• [SOURCE RECORDS]:

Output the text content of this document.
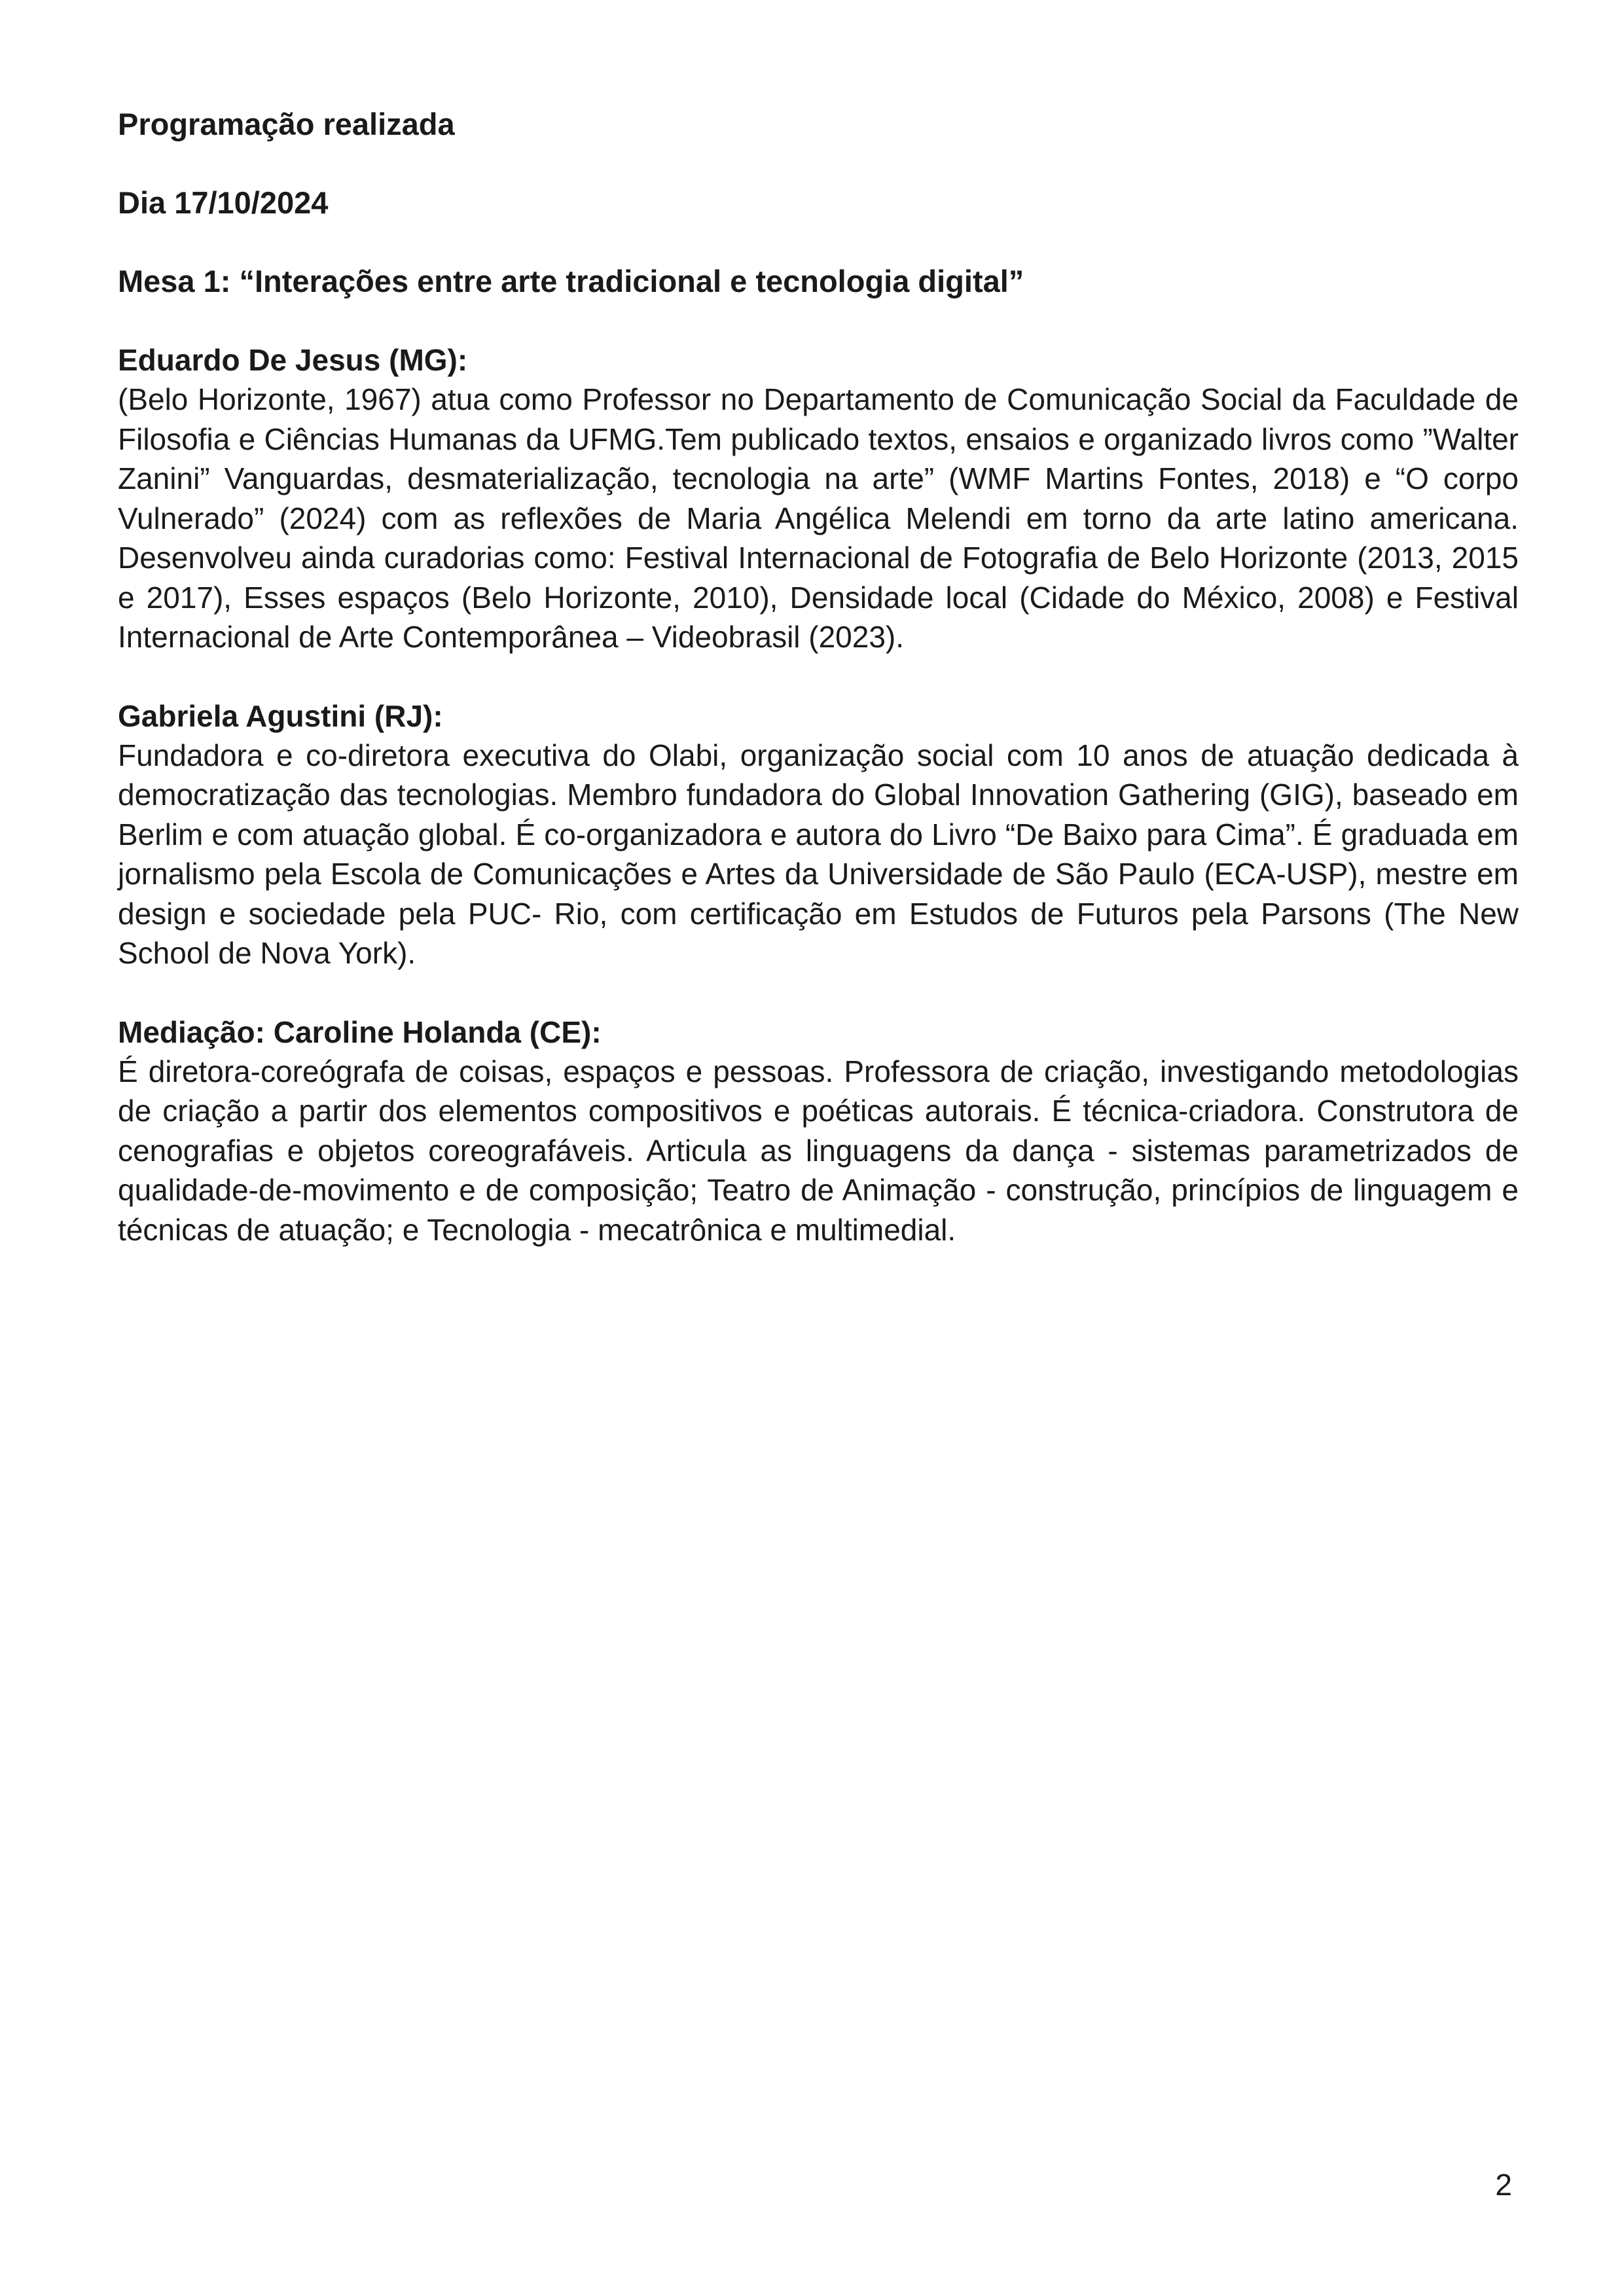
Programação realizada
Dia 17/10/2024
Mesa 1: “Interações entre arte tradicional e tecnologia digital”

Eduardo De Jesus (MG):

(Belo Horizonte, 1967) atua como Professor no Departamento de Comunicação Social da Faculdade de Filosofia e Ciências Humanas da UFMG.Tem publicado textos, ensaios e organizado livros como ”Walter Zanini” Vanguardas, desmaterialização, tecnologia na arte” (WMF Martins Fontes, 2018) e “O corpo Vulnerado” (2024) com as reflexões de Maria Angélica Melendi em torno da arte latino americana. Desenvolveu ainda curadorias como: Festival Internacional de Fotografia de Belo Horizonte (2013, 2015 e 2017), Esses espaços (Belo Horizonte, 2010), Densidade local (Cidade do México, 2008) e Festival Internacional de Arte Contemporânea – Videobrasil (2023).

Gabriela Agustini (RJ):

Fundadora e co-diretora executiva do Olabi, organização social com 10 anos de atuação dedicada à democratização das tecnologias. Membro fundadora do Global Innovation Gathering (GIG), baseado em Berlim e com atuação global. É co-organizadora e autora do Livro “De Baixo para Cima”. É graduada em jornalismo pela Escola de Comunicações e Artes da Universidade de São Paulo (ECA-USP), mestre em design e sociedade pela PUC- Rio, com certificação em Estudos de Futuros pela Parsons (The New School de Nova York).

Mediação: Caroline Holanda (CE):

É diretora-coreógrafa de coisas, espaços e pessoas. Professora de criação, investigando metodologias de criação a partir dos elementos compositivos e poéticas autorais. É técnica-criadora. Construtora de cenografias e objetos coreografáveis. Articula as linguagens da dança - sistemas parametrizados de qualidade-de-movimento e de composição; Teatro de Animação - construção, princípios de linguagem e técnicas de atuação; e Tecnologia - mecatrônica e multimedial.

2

• [EXERCISE AIM]:
Leave the images out, please, and restate each line word for word.

• [RESULT OF THIS TASK]:
Output the text content of this document.
Programação realizada
Dia 17/10/2024
Mesa 1: “Interações entre arte tradicional e tecnologia digital”

Eduardo De Jesus (MG):

(Belo Horizonte, 1967) atua como Professor no Departamento de Comunicação Social da Faculdade de Filosofia e Ciências Humanas da UFMG.Tem publicado textos, ensaios e organizado livros como ”Walter Zanini” Vanguardas, desmaterialização, tecnologia na arte” (WMF Martins Fontes, 2018) e “O corpo Vulnerado” (2024) com as reflexões de Maria Angélica Melendi em torno da arte latino americana. Desenvolveu ainda curadorias como: Festival Internacional de Fotografia de Belo Horizonte (2013, 2015 e 2017), Esses espaços (Belo Horizonte, 2010), Densidade local (Cidade do México, 2008) e Festival Internacional de Arte Contemporânea – Videobrasil (2023).

Gabriela Agustini (RJ):

Fundadora e co-diretora executiva do Olabi, organização social com 10 anos de atuação dedicada à democratização das tecnologias. Membro fundadora do Global Innovation Gathering (GIG), baseado em Berlim e com atuação global. É co-organizadora e autora do Livro “De Baixo para Cima”. É graduada em jornalismo pela Escola de Comunicações e Artes da Universidade de São Paulo (ECA-USP), mestre em design e sociedade pela PUC- Rio, com certificação em Estudos de Futuros pela Parsons (The New School de Nova York).

Mediação: Caroline Holanda (CE):

É diretora-coreógrafa de coisas, espaços e pessoas. Professora de criação, investigando metodologias de criação a partir dos elementos compositivos e poéticas autorais. É técnica-criadora. Construtora de cenografias e objetos coreografáveis. Articula as linguagens da dança - sistemas parametrizados de qualidade-de-movimento e de composição; Teatro de Animação - construção, princípios de linguagem e técnicas de atuação; e Tecnologia - mecatrônica e multimedial.

2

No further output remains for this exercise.